§ **Extracted data entries**
· · ·

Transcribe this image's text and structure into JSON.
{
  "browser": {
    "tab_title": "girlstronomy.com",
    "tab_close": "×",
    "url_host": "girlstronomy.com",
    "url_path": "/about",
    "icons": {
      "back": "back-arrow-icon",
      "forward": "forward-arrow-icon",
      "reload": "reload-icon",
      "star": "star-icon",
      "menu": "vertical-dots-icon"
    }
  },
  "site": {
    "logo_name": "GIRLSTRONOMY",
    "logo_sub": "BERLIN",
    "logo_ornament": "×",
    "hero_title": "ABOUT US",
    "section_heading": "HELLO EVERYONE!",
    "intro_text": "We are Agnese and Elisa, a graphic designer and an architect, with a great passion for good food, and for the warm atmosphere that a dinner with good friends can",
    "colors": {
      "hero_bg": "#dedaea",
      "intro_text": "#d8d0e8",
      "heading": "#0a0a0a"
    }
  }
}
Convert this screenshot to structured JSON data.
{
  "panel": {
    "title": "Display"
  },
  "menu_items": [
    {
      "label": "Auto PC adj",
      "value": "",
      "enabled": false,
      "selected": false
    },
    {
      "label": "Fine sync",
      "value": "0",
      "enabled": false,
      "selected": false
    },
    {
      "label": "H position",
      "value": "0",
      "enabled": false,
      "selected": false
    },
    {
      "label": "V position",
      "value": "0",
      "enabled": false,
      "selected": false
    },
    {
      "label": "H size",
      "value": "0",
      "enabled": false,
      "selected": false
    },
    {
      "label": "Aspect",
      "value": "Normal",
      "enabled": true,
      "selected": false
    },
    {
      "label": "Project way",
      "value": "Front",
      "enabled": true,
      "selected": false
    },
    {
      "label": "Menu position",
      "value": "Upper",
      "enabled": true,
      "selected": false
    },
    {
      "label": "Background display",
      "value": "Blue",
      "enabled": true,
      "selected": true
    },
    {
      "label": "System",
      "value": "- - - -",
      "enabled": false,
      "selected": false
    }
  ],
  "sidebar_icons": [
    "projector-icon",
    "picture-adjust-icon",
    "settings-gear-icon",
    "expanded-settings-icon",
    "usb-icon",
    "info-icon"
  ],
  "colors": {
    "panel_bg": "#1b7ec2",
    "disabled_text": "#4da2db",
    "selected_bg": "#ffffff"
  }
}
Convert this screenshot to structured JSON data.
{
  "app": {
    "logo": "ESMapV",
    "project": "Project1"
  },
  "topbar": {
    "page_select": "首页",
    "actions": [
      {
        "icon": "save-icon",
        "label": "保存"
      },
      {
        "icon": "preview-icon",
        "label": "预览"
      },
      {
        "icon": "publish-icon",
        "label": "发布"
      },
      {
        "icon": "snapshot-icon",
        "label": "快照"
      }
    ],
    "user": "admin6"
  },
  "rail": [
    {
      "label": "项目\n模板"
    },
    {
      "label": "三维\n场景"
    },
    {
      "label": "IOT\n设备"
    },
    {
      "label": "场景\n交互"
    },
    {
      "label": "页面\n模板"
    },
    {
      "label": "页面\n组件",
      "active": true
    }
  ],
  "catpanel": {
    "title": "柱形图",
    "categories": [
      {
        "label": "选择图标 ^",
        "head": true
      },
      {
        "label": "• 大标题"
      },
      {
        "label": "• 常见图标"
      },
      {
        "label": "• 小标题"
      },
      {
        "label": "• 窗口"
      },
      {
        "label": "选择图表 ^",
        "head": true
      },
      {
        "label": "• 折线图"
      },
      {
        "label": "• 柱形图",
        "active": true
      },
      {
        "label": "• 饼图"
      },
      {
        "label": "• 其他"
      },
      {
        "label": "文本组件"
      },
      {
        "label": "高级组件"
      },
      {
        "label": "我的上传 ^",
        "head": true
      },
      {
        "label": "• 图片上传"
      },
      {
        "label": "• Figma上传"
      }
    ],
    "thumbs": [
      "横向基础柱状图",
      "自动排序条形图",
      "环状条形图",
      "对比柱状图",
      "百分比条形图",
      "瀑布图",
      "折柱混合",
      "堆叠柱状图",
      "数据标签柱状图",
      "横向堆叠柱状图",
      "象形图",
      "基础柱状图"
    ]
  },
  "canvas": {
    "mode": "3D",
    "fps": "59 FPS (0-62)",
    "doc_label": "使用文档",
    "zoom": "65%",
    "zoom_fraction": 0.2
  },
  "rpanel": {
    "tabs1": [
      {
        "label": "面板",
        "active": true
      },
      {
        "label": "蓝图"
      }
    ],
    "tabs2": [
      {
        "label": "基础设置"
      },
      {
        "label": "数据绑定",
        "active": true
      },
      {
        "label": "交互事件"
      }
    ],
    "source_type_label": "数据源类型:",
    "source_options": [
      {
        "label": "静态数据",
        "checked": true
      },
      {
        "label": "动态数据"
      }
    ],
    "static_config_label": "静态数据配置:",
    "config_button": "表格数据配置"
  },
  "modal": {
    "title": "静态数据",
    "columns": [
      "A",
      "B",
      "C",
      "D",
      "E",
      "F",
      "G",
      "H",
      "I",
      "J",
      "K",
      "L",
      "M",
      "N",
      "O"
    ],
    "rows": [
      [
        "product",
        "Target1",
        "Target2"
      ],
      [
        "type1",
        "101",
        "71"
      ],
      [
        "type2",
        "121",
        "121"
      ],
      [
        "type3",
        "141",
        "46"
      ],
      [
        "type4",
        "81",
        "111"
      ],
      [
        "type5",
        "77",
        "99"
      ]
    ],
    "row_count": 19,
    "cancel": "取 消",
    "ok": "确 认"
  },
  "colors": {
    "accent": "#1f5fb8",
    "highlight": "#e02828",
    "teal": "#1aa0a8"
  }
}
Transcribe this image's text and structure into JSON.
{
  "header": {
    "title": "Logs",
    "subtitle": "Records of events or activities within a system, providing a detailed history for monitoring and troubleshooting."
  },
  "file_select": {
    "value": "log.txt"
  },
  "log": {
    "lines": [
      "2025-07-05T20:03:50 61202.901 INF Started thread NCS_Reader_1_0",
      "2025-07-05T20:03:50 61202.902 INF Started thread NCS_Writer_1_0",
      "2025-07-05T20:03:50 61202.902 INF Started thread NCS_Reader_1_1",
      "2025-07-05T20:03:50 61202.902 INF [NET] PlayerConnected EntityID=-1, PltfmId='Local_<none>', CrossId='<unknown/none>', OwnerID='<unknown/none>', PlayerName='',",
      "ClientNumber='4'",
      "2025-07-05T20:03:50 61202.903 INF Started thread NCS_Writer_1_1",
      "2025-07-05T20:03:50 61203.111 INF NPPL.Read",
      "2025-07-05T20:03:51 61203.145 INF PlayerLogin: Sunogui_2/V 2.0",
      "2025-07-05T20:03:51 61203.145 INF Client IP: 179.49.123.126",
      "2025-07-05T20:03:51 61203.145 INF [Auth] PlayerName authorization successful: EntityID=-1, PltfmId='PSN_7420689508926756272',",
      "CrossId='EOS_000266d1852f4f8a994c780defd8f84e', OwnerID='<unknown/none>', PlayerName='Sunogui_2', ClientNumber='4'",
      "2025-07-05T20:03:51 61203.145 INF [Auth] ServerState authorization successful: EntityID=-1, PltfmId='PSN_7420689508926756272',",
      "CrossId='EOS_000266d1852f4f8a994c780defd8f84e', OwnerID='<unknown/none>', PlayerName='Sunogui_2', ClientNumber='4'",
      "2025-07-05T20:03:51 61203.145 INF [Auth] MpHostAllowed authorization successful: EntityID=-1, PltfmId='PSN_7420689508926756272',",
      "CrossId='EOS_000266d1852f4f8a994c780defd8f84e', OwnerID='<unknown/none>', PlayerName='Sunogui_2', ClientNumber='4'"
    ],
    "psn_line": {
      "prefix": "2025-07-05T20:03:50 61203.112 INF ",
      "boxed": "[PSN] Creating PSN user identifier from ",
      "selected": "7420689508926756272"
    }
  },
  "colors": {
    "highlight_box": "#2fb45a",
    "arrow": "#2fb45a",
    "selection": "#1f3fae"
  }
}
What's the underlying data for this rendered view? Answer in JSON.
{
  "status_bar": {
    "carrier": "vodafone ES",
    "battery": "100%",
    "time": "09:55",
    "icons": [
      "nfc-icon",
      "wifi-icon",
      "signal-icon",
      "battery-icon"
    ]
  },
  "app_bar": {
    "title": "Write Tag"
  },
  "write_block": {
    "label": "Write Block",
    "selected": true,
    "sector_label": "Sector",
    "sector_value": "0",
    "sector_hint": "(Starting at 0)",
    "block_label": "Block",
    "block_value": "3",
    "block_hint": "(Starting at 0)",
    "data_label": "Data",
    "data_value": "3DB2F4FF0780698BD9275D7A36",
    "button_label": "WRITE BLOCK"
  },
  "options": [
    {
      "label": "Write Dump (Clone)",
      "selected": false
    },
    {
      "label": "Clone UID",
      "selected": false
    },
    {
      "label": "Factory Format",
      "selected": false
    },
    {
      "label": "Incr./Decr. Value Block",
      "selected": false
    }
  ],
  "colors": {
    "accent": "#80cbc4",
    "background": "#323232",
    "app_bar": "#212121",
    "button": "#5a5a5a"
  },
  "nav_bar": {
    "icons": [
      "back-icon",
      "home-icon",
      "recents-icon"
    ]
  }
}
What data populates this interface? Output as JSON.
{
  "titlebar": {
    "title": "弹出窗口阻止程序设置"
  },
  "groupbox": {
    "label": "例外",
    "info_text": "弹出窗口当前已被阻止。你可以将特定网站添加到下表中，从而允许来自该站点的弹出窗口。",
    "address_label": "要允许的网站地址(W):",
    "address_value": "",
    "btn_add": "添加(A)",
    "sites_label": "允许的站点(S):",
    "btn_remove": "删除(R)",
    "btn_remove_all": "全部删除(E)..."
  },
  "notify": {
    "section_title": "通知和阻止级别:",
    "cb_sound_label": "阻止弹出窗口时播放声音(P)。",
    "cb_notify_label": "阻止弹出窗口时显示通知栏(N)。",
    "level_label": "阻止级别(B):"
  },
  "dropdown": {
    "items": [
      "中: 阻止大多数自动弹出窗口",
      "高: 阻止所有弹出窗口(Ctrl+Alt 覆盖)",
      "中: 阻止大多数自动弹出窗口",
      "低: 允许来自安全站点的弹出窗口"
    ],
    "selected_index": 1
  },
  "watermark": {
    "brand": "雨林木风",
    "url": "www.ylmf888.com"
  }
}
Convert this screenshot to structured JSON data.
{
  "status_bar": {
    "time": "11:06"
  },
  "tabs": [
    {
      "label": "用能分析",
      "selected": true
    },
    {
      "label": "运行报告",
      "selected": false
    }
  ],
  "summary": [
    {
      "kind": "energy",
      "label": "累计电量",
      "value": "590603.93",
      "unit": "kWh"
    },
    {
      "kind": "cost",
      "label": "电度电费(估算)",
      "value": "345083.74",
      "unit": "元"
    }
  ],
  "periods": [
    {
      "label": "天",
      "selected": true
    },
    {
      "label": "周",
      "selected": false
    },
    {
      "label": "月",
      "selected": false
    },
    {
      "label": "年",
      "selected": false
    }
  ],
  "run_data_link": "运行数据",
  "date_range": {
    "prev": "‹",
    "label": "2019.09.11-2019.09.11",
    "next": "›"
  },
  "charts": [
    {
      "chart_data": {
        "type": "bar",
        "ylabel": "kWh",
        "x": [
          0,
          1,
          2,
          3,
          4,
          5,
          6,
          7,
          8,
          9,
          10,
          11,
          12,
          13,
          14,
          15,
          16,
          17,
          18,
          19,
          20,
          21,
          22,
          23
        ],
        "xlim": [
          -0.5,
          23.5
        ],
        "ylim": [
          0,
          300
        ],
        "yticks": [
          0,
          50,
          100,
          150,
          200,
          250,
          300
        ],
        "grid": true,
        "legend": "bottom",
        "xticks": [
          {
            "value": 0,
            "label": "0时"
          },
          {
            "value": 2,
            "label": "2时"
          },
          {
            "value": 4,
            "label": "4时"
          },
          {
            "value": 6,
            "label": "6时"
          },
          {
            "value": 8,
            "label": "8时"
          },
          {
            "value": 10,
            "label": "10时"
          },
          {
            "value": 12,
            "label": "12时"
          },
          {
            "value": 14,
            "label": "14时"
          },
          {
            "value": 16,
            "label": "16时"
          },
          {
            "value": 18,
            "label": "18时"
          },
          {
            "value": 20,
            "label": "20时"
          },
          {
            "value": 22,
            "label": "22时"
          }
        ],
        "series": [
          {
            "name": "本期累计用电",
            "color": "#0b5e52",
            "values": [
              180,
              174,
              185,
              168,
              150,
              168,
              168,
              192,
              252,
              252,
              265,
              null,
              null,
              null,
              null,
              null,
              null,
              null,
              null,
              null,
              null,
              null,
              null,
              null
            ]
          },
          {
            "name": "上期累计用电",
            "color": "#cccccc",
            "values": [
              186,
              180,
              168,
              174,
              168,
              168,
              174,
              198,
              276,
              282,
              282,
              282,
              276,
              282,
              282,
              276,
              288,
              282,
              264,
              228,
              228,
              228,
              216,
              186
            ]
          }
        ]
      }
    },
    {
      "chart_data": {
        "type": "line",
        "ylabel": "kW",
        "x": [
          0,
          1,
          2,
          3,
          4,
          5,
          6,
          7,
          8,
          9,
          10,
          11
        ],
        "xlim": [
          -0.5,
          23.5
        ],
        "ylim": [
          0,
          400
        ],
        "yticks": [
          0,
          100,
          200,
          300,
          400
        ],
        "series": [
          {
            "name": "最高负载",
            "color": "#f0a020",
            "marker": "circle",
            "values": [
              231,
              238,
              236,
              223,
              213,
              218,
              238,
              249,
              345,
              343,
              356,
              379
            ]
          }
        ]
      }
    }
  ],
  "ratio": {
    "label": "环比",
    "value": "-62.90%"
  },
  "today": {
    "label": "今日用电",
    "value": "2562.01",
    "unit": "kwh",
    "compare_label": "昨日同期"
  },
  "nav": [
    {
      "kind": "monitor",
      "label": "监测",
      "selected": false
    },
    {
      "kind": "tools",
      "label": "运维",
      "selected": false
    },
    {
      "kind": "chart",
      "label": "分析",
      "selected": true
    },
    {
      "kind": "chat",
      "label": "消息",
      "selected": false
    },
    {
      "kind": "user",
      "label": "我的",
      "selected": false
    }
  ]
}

· · ·

§ **Problem to solve**
In the listing above, locate each line with "Auth" and copy it.

§ **Task response**
      "2025-07-05T20:03:51 61203.145 INF [Auth] PlayerName authorization successful: EntityID=-1, PltfmId='PSN_7420689508926756272',",
      "2025-07-05T20:03:51 61203.145 INF [Auth] ServerState authorization successful: EntityID=-1, PltfmId='PSN_7420689508926756272',",
      "2025-07-05T20:03:51 61203.145 INF [Auth] MpHostAllowed authorization successful: EntityID=-1, PltfmId='PSN_7420689508926756272',",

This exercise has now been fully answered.